Will you print the material below without altering a single character?

*EXERCISE MATERIALS*:
────────────────────────────────────────
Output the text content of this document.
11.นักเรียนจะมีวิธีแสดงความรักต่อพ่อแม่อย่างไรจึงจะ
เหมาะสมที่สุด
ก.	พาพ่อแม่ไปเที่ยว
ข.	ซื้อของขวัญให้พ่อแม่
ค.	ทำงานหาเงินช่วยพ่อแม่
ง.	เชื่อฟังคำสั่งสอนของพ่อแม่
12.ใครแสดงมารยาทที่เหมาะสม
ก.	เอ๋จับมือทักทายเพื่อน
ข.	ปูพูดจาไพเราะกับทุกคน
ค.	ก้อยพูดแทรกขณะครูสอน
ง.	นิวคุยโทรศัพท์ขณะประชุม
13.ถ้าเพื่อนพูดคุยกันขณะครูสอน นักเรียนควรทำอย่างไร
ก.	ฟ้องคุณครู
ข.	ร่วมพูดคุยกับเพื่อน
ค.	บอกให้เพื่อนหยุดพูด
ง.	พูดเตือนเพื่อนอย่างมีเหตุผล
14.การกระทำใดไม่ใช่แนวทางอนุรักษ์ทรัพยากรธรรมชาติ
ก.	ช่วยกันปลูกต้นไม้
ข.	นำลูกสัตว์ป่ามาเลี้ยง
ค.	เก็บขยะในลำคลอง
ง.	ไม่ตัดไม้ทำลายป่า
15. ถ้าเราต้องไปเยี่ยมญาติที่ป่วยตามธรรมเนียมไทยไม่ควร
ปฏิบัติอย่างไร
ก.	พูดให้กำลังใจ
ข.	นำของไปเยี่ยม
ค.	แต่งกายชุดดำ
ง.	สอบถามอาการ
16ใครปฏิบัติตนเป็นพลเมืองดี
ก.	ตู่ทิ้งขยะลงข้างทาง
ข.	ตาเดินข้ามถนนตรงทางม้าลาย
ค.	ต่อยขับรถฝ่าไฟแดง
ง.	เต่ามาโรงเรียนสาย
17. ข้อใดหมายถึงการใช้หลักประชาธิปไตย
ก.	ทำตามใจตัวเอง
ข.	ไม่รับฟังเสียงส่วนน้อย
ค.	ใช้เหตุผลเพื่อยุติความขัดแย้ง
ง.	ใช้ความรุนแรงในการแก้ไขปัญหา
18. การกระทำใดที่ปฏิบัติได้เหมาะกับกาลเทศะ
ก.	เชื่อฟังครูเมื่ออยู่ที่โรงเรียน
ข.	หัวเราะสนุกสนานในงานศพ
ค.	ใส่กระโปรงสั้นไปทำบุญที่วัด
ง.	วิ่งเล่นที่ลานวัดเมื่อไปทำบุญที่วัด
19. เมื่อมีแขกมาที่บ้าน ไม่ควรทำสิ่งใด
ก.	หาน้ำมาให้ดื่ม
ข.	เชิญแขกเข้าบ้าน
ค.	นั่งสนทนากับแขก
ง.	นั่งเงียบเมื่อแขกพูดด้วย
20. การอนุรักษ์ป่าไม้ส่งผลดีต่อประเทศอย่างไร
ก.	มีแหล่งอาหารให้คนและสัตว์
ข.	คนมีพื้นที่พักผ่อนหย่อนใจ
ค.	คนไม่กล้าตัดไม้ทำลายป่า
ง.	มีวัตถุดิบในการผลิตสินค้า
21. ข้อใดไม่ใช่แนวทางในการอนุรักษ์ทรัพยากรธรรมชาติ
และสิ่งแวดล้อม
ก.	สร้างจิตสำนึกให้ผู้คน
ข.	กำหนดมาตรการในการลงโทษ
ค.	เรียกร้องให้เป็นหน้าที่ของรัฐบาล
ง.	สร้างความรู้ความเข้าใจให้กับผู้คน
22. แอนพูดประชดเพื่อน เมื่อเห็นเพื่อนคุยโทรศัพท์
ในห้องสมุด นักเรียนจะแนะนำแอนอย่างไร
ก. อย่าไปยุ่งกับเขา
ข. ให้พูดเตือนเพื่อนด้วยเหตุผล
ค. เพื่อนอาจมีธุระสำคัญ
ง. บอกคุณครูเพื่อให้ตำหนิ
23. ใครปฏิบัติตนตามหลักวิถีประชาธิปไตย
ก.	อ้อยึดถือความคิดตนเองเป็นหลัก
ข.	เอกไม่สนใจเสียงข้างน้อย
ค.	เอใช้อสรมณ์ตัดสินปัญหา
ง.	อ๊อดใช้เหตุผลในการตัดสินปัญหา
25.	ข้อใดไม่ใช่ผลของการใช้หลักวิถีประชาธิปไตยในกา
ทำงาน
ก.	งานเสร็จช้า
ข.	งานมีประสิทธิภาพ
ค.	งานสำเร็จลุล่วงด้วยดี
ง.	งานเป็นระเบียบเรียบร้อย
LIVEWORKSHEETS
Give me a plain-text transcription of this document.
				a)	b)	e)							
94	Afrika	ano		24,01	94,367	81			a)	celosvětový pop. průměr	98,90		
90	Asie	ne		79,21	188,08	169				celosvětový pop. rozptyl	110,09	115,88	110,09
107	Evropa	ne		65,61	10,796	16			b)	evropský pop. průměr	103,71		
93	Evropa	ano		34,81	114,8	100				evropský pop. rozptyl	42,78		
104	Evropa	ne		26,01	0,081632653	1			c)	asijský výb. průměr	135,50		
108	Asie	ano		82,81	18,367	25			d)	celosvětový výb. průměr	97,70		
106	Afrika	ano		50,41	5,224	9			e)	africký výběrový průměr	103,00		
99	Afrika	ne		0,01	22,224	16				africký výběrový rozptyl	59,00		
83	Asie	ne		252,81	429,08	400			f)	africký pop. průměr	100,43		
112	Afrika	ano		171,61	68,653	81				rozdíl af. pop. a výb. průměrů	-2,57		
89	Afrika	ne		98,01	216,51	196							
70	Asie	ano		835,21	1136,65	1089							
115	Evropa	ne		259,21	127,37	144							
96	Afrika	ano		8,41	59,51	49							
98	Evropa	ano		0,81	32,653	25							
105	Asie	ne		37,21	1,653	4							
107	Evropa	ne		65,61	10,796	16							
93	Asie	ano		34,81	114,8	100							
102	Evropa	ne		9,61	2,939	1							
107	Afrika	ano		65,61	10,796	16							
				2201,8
────────────────────────────────────────
*RESULT OF THIS EXERCISE*:
Output the text content of this document.
11.นักเรียนจะมีวิธีแสดงความรักต่อพ่อแม่อย่างไรจึงจะ
เหมาะสมที่สุด
ก.	พาพ่อแม่ไปเที่ยว
ข.	ซื้อของขวัญให้พ่อแม่
ค.	ทำงานหาเงินช่วยพ่อแม่
ง.	เชื่อฟังคำสั่งสอนของพ่อแม่
12.ใครแสดงมารยาทที่เหมาะสม
ก.	เอ๋จับมือทักทายเพื่อน
ข.	ปูพูดจาไพเราะกับทุกคน
ค.	ก้อยพูดแทรกขณะครูสอน
ง.	นิวคุยโทรศัพท์ขณะประชุม
13.ถ้าเพื่อนพูดคุยกันขณะครูสอน นักเรียนควรทำอย่างไร
ก.	ฟ้องคุณครู
ข.	ร่วมพูดคุยกับเพื่อน
ค.	บอกให้เพื่อนหยุดพูด
ง.	พูดเตือนเพื่อนอย่างมีเหตุผล
14.การกระทำใดไม่ใช่แนวทางอนุรักษ์ทรัพยากรธรรมชาติ
ก.	ช่วยกันปลูกต้นไม้
ข.	นำลูกสัตว์ป่ามาเลี้ยง
ค.	เก็บขยะในลำคลอง
ง.	ไม่ตัดไม้ทำลายป่า
15. ถ้าเราต้องไปเยี่ยมญาติที่ป่วยตามธรรมเนียมไทยไม่ควร
ปฏิบัติอย่างไร
ก.	พูดให้กำลังใจ
ข.	นำของไปเยี่ยม
ค.	แต่งกายชุดดำ
ง.	สอบถามอาการ
16ใครปฏิบัติตนเป็นพลเมืองดี
ก.	ตู่ทิ้งขยะลงข้างทาง
ข.	ตาเดินข้ามถนนตรงทางม้าลาย
ค.	ต่อยขับรถฝ่าไฟแดง
ง.	เต่ามาโรงเรียนสาย
17. ข้อใดหมายถึงการใช้หลักประชาธิปไตย
ก.	ทำตามใจตัวเอง
ข.	ไม่รับฟังเสียงส่วนน้อย
ค.	ใช้เหตุผลเพื่อยุติความขัดแย้ง
ง.	ใช้ความรุนแรงในการแก้ไขปัญหา
18. การกระทำใดที่ปฏิบัติได้เหมาะกับกาลเทศะ
ก.	เชื่อฟังครูเมื่ออยู่ที่โรงเรียน
ข.	หัวเราะสนุกสนานในงานศพ
ค.	ใส่กระโปรงสั้นไปทำบุญที่วัด
ง.	วิ่งเล่นที่ลานวัดเมื่อไปทำบุญที่วัด
19. เมื่อมีแขกมาที่บ้าน ไม่ควรทำสิ่งใด
ก.	หาน้ำมาให้ดื่ม
ข.	เชิญแขกเข้าบ้าน
ค.	นั่งสนทนากับแขก
ง.	นั่งเงียบเมื่อแขกพูดด้วย
20. การอนุรักษ์ป่าไม้ส่งผลดีต่อประเทศอย่างไร
ก.	มีแหล่งอาหารให้คนและสัตว์
ข.	คนมีพื้นที่พักผ่อนหย่อนใจ
ค.	คนไม่กล้าตัดไม้ทำลายป่า
ง.	มีวัตถุดิบในการผลิตสินค้า
21. ข้อใดไม่ใช่แนวทางในการอนุรักษ์ทรัพยากรธรรมชาติ
และสิ่งแวดล้อม
ก.	สร้างจิตสำนึกให้ผู้คน
ข.	กำหนดมาตรการในการลงโทษ
ค.	เรียกร้องให้เป็นหน้าที่ของรัฐบาล
ง.	สร้างความรู้ความเข้าใจให้กับผู้คน
22. แอนพูดประชดเพื่อน เมื่อเห็นเพื่อนคุยโทรศัพท์
ในห้องสมุด นักเรียนจะแนะนำแอนอย่างไร
ก. อย่าไปยุ่งกับเขา
ข. ให้พูดเตือนเพื่อนด้วยเหตุผล
ค. เพื่อนอาจมีธุระสำคัญ
ง. บอกคุณครูเพื่อให้ตำหนิ
23. ใครปฏิบัติตนตามหลักวิถีประชาธิปไตย
ก.	อ้อยึดถือความคิดตนเองเป็นหลัก
ข.	เอกไม่สนใจเสียงข้างน้อย
ค.	เอใช้อสรมณ์ตัดสินปัญหา
ง.	อ๊อดใช้เหตุผลในการตัดสินปัญหา
25.	ข้อใดไม่ใช่ผลของการใช้หลักวิถีประชาธิปไตยในกา
ทำงาน
ก.	งานเสร็จช้า
ข.	งานมีประสิทธิภาพ
ค.	งานสำเร็จลุล่วงด้วยดี
ง.	งานเป็นระเบียบเรียบร้อย
LIVEWORKSHEETS
Give me a plain-text transcription of this document.
				a)	b)	e)							
94	Afrika	ano		24,01	94,367	81			a)	celosvětový pop. průměr	98,90		
90	Asie	ne		79,21	188,08	169				celosvětový pop. rozptyl	110,09	115,88	110,09
107	Evropa	ne		65,61	10,796	16			b)	evropský pop. průměr	103,71		
93	Evropa	ano		34,81	114,8	100				evropský pop. rozptyl	42,78		
104	Evropa	ne		26,01	0,081632653	1			c)	asijský výb. průměr	135,50		
108	Asie	ano		82,81	18,367	25			d)	celosvětový výb. průměr	97,70		
106	Afrika	ano		50,41	5,224	9			e)	africký výběrový průměr	103,00		
99	Afrika	ne		0,01	22,224	16				africký výběrový rozptyl	59,00		
83	Asie	ne		252,81	429,08	400			f)	africký pop. průměr	100,43		
112	Afrika	ano		171,61	68,653	81				rozdíl af. pop. a výb. průměrů	-2,57		
89	Afrika	ne		98,01	216,51	196							
70	Asie	ano		835,21	1136,65	1089							
115	Evropa	ne		259,21	127,37	144							
96	Afrika	ano		8,41	59,51	49							
98	Evropa	ano		0,81	32,653	25							
105	Asie	ne		37,21	1,653	4							
107	Evropa	ne		65,61	10,796	16							
93	Asie	ano		34,81	114,8	100							
102	Evropa	ne		9,61	2,939	1							
107	Afrika	ano		65,61	10,796	16							
				2201,8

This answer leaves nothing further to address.